**Dataset entries**
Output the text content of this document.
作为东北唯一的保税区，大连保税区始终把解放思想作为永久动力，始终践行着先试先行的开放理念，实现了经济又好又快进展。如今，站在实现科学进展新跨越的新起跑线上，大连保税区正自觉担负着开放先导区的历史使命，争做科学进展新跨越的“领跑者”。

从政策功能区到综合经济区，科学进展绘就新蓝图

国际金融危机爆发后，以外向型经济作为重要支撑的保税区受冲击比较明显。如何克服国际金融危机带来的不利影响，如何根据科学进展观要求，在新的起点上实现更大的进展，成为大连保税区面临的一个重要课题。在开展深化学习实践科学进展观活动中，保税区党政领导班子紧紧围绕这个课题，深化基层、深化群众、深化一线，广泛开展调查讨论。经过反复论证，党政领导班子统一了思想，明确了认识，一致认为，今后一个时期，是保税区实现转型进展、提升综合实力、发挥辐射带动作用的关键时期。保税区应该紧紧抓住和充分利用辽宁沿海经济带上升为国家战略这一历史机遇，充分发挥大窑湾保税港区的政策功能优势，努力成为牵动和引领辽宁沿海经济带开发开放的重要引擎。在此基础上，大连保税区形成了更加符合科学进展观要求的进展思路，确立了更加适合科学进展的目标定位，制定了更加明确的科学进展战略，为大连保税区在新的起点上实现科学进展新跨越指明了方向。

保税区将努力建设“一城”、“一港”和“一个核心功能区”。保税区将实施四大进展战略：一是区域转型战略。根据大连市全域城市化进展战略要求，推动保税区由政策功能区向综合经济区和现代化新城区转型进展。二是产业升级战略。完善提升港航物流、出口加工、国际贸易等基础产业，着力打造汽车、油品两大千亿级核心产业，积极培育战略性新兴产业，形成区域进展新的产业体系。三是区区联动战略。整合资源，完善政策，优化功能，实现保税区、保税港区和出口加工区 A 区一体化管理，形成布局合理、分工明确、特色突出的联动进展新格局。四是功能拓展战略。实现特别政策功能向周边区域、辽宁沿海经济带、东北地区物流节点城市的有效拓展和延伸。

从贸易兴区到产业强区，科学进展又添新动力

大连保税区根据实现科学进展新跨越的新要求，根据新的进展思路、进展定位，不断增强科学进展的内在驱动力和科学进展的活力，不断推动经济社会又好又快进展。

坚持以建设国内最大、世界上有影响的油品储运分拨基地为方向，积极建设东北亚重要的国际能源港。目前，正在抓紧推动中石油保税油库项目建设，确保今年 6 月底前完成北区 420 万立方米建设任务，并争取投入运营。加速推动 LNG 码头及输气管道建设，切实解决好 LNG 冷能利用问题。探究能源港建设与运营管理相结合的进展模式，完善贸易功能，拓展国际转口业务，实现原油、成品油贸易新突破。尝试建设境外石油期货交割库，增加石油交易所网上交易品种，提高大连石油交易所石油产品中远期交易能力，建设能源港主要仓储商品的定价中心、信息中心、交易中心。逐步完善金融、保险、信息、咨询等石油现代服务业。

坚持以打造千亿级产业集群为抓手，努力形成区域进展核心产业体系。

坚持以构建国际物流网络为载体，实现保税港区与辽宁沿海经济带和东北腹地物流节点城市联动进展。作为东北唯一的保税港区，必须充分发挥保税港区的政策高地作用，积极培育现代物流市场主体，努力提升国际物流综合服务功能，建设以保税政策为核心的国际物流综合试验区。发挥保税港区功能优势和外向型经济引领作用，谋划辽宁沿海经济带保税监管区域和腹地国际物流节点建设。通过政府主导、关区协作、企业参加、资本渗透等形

**STATED PROBLEM**
Extract the entries above verbatim.

**FINISHED TASK**
Output the text content of this document.
作为东北唯一的保税区，大连保税区始终把解放思想作为永久动力，始终践行着先试先行的开放理念，实现了经济又好又快进展。如今，站在实现科学进展新跨越的新起跑线上，大连保税区正自觉担负着开放先导区的历史使命，争做科学进展新跨越的“领跑者”。

从政策功能区到综合经济区，科学进展绘就新蓝图

国际金融危机爆发后，以外向型经济作为重要支撑的保税区受冲击比较明显。如何克服国际金融危机带来的不利影响，如何根据科学进展观要求，在新的起点上实现更大的进展，成为大连保税区面临的一个重要课题。在开展深化学习实践科学进展观活动中，保税区党政领导班子紧紧围绕这个课题，深化基层、深化群众、深化一线，广泛开展调查讨论。经过反复论证，党政领导班子统一了思想，明确了认识，一致认为，今后一个时期，是保税区实现转型进展、提升综合实力、发挥辐射带动作用的关键时期。保税区应该紧紧抓住和充分利用辽宁沿海经济带上升为国家战略这一历史机遇，充分发挥大窑湾保税港区的政策功能优势，努力成为牵动和引领辽宁沿海经济带开发开放的重要引擎。在此基础上，大连保税区形成了更加符合科学进展观要求的进展思路，确立了更加适合科学进展的目标定位，制定了更加明确的科学进展战略，为大连保税区在新的起点上实现科学进展新跨越指明了方向。

保税区将努力建设“一城”、“一港”和“一个核心功能区”。保税区将实施四大进展战略：一是区域转型战略。根据大连市全域城市化进展战略要求，推动保税区由政策功能区向综合经济区和现代化新城区转型进展。二是产业升级战略。完善提升港航物流、出口加工、国际贸易等基础产业，着力打造汽车、油品两大千亿级核心产业，积极培育战略性新兴产业，形成区域进展新的产业体系。三是区区联动战略。整合资源，完善政策，优化功能，实现保税区、保税港区和出口加工区 A 区一体化管理，形成布局合理、分工明确、特色突出的联动进展新格局。四是功能拓展战略。实现特别政策功能向周边区域、辽宁沿海经济带、东北地区物流节点城市的有效拓展和延伸。

从贸易兴区到产业强区，科学进展又添新动力

大连保税区根据实现科学进展新跨越的新要求，根据新的进展思路、进展定位，不断增强科学进展的内在驱动力和科学进展的活力，不断推动经济社会又好又快进展。

坚持以建设国内最大、世界上有影响的油品储运分拨基地为方向，积极建设东北亚重要的国际能源港。目前，正在抓紧推动中石油保税油库项目建设，确保今年 6 月底前完成北区 420 万立方米建设任务，并争取投入运营。加速推动 LNG 码头及输气管道建设，切实解决好 LNG 冷能利用问题。探究能源港建设与运营管理相结合的进展模式，完善贸易功能，拓展国际转口业务，实现原油、成品油贸易新突破。尝试建设境外石油期货交割库，增加石油交易所网上交易品种，提高大连石油交易所石油产品中远期交易能力，建设能源港主要仓储商品的定价中心、信息中心、交易中心。逐步完善金融、保险、信息、咨询等石油现代服务业。

坚持以打造千亿级产业集群为抓手，努力形成区域进展核心产业体系。

坚持以构建国际物流网络为载体，实现保税港区与辽宁沿海经济带和东北腹地物流节点城市联动进展。作为东北唯一的保税港区，必须充分发挥保税港区的政策高地作用，积极培育现代物流市场主体，努力提升国际物流综合服务功能，建设以保税政策为核心的国际物流综合试验区。发挥保税港区功能优势和外向型经济引领作用，谋划辽宁沿海经济带保税监管区域和腹地国际物流节点建设。通过政府主导、关区协作、企业参加、资本渗透等形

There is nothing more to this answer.